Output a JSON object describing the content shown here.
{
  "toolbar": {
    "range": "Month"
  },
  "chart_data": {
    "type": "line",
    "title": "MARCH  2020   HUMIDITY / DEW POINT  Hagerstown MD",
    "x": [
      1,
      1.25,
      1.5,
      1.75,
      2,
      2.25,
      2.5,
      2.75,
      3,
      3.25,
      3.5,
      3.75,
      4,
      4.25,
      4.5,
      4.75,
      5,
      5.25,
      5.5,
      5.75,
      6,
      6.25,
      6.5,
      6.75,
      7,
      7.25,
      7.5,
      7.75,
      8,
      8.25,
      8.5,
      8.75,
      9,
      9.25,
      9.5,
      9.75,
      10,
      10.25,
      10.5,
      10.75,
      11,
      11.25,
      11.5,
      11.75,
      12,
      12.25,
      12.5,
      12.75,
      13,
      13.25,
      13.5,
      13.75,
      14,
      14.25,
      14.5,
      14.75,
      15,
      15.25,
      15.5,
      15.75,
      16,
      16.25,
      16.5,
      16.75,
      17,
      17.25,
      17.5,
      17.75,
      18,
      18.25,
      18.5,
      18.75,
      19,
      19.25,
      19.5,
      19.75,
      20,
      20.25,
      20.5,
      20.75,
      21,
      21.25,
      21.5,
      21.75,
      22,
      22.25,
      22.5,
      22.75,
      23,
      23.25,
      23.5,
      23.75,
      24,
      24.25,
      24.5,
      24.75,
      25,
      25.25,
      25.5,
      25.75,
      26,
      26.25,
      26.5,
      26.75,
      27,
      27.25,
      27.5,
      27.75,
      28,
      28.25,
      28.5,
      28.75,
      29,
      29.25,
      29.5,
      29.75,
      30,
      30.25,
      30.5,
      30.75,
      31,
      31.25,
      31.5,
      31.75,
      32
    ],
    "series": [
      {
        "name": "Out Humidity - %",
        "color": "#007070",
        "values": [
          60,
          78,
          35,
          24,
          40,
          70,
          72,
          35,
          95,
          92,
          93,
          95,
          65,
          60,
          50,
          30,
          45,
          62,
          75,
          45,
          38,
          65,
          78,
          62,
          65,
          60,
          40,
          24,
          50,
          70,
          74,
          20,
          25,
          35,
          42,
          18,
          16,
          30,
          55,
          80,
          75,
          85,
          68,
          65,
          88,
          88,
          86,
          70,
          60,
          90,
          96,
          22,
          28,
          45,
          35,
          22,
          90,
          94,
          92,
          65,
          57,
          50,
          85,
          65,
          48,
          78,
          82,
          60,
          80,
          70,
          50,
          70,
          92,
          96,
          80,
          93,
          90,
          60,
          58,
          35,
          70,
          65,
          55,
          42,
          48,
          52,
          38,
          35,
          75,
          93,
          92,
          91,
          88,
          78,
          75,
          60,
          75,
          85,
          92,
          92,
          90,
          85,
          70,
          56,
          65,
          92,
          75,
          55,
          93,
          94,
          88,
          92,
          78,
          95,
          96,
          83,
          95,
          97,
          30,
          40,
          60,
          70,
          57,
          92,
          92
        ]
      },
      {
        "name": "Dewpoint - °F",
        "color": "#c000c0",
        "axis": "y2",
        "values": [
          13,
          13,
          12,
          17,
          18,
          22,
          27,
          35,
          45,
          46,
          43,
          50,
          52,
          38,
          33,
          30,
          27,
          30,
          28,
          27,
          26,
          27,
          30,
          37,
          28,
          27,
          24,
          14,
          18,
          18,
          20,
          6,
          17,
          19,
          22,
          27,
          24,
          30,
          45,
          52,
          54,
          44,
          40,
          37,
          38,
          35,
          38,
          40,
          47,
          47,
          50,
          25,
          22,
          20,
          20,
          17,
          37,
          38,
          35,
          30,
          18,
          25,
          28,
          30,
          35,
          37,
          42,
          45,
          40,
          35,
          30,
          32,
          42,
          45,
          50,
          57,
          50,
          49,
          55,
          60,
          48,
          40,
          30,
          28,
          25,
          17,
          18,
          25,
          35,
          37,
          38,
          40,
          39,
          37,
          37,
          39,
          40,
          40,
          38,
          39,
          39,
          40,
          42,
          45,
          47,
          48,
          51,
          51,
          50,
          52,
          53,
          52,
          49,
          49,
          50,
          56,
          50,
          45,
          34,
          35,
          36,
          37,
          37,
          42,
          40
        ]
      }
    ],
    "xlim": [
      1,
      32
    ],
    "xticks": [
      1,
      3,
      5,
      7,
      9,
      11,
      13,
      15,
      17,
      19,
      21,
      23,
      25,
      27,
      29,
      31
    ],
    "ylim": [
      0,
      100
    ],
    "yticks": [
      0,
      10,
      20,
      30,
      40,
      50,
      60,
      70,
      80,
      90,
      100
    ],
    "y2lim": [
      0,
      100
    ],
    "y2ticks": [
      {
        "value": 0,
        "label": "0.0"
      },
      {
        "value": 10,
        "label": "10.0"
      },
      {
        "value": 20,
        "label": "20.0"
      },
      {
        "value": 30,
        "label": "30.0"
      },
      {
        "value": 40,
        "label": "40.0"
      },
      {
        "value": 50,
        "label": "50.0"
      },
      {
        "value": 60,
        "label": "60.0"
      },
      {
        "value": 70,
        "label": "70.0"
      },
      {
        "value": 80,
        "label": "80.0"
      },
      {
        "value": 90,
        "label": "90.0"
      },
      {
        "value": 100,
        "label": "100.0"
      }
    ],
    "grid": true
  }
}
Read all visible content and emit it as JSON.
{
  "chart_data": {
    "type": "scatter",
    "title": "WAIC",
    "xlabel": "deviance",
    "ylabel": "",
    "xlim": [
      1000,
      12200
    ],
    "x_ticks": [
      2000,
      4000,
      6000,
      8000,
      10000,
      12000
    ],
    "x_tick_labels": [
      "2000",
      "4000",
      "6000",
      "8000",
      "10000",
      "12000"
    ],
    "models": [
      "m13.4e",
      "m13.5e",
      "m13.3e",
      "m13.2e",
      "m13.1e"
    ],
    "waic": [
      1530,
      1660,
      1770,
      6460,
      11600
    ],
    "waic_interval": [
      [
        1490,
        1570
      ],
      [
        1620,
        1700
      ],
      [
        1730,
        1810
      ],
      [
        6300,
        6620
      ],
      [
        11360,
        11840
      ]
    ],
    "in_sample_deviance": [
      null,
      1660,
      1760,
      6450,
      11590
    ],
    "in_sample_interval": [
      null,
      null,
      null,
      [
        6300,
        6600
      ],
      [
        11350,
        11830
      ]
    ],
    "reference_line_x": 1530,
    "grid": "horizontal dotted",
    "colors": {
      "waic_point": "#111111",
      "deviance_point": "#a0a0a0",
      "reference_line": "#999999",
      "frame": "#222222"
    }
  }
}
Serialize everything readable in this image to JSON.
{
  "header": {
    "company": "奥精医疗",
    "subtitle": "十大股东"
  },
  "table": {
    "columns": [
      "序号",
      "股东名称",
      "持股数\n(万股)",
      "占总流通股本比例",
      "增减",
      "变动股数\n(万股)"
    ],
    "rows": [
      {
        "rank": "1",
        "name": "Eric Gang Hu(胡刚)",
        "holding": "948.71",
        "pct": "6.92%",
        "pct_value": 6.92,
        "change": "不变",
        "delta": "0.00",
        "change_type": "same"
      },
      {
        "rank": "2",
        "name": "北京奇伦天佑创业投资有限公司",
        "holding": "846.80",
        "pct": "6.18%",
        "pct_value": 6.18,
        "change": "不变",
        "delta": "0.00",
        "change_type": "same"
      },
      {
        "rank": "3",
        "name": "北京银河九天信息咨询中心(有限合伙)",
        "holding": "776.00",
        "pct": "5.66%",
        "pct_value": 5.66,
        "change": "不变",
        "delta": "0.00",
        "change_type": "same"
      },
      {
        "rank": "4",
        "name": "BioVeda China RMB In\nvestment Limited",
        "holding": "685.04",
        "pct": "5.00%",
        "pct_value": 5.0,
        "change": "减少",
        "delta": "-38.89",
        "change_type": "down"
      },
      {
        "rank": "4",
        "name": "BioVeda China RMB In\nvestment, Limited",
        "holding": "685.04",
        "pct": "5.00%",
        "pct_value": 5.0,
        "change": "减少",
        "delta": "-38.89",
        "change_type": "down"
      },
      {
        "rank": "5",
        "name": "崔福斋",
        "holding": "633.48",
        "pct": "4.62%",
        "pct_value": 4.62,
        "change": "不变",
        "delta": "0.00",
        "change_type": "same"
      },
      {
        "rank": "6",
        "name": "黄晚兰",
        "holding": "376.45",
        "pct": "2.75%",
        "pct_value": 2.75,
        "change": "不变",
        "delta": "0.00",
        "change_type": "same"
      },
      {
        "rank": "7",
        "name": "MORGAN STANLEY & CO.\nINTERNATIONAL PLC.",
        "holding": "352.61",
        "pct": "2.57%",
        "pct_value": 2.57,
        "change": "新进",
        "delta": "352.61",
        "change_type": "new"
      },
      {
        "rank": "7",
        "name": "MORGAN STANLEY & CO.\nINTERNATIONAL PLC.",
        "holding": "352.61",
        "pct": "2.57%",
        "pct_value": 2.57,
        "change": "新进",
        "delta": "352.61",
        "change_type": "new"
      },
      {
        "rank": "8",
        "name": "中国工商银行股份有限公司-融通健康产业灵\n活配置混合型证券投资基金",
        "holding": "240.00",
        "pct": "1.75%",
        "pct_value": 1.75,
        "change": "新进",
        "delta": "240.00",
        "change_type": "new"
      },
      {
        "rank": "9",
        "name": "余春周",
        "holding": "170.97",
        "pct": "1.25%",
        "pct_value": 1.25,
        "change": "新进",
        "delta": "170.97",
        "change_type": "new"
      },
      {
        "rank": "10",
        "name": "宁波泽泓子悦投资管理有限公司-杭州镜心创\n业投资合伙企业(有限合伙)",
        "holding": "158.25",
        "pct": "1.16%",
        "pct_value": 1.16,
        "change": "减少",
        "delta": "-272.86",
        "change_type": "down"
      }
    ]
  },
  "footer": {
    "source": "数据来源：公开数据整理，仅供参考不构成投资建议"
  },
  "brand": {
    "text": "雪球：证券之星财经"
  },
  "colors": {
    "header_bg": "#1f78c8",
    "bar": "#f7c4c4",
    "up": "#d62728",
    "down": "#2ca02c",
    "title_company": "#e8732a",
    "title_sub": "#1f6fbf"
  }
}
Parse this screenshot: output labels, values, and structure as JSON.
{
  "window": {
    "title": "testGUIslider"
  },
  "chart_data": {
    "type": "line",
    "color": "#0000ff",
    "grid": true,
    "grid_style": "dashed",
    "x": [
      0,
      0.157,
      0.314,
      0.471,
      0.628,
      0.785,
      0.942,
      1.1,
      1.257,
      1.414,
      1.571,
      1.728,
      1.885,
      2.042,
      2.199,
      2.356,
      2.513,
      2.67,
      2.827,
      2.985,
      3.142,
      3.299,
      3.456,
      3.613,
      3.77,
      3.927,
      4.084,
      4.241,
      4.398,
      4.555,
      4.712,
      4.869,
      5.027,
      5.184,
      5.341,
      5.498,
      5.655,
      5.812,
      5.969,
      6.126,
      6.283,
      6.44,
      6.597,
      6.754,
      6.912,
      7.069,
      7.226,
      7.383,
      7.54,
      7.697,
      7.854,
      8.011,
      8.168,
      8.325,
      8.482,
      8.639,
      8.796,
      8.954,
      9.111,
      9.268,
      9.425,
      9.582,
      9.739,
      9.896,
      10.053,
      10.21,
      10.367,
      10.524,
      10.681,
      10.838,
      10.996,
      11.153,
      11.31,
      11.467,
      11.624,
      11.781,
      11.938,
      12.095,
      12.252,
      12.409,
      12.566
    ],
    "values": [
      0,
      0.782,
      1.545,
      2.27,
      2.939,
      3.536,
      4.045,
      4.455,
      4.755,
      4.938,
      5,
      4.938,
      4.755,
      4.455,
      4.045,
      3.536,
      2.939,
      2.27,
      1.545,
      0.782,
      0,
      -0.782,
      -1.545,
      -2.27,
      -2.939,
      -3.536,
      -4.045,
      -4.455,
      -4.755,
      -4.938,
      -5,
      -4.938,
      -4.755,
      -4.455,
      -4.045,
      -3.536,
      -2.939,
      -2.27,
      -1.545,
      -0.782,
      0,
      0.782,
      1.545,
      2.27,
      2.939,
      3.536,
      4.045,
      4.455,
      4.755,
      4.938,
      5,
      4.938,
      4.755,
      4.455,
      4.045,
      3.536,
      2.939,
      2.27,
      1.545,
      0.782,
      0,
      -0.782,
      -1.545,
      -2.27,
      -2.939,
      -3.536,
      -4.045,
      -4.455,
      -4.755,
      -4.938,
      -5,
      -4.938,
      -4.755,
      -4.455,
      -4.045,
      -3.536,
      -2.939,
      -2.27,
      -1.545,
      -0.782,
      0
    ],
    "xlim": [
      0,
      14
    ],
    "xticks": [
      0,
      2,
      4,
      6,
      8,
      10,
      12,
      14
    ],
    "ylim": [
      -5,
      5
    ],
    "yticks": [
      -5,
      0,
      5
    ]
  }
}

### WHAT YOU NEED TO DO
Using the records above, gather all lines where the string "rank" is present.

### THE REPLY
        "rank": "1",
        "rank": "2",
        "rank": "3",
        "rank": "4",
        "rank": "4",
        "rank": "5",
        "rank": "6",
        "rank": "7",
        "rank": "7",
        "rank": "8",
        "rank": "9",
        "rank": "10",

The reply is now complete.